- TO DO
Locate all lines in the data below that hold "value" and show them.

**** DATA IN THIS EXERCISE

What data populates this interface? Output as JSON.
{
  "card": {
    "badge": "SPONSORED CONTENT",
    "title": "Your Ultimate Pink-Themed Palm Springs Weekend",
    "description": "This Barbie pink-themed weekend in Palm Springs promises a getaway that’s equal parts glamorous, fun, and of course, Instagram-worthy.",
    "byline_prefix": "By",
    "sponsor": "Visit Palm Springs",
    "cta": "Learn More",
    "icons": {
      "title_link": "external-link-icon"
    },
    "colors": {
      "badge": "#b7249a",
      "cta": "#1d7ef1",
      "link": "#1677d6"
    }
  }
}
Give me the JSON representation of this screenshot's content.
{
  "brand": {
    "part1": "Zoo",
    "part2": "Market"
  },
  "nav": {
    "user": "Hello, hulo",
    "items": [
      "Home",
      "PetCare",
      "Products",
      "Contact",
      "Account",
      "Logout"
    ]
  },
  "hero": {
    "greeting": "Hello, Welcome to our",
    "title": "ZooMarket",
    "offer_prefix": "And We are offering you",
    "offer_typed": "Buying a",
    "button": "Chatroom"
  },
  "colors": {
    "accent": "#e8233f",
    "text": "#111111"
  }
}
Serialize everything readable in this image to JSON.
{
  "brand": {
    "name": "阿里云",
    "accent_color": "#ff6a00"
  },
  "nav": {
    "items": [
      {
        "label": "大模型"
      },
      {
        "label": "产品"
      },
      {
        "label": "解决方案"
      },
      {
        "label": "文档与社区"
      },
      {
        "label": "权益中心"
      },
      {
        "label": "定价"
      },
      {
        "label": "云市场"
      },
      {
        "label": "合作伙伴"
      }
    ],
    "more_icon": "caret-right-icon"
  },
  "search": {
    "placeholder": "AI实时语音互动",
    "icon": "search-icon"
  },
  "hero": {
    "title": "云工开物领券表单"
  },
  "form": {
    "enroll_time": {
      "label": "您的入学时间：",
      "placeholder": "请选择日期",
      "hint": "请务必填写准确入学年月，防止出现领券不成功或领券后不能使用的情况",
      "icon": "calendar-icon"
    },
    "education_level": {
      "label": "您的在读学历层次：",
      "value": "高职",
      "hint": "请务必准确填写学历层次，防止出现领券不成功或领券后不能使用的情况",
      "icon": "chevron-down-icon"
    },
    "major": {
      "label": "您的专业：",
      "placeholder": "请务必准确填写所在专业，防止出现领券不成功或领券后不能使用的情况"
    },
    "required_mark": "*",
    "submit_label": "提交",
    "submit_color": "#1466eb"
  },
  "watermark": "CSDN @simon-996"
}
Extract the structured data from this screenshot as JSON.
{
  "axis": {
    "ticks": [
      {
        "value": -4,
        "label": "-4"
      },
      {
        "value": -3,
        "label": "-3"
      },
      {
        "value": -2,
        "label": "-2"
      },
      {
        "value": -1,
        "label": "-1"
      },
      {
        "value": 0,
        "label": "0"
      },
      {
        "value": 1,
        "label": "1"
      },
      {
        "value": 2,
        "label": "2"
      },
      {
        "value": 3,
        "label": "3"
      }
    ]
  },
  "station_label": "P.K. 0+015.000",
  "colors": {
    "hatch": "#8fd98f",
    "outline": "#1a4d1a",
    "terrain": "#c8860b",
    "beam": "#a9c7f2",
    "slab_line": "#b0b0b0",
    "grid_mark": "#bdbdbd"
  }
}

********

- COMPLETED TASK
      "value": "高职",
        "value": -4,
        "value": -3,
        "value": -2,
        "value": -1,
        "value": 0,
        "value": 1,
        "value": 2,
        "value": 3,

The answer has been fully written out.